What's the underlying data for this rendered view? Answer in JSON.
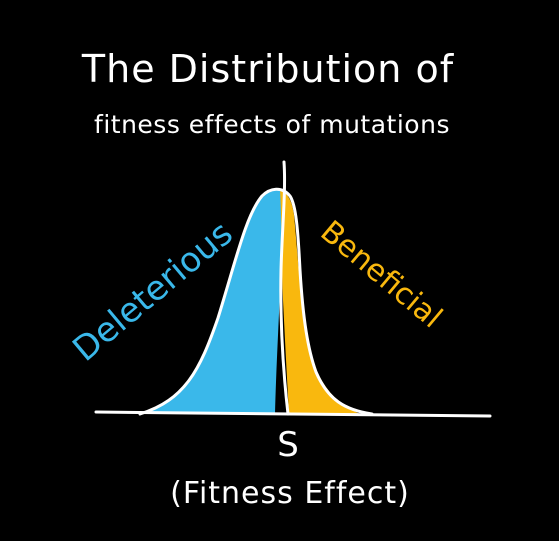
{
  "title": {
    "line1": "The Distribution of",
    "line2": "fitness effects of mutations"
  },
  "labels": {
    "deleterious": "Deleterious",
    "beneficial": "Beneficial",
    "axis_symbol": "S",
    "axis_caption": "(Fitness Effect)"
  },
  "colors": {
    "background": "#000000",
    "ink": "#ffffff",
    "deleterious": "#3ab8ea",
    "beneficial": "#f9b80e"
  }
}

——

Write out the material above again, word for word, minus its pictures.

- _ANSWER TO THE PROBLEM_:
What's the underlying data for this rendered view? Answer in JSON.
{
  "title": {
    "line1": "The Distribution of",
    "line2": "fitness effects of mutations"
  },
  "labels": {
    "deleterious": "Deleterious",
    "beneficial": "Beneficial",
    "axis_symbol": "S",
    "axis_caption": "(Fitness Effect)"
  },
  "colors": {
    "background": "#000000",
    "ink": "#ffffff",
    "deleterious": "#3ab8ea",
    "beneficial": "#f9b80e"
  }
}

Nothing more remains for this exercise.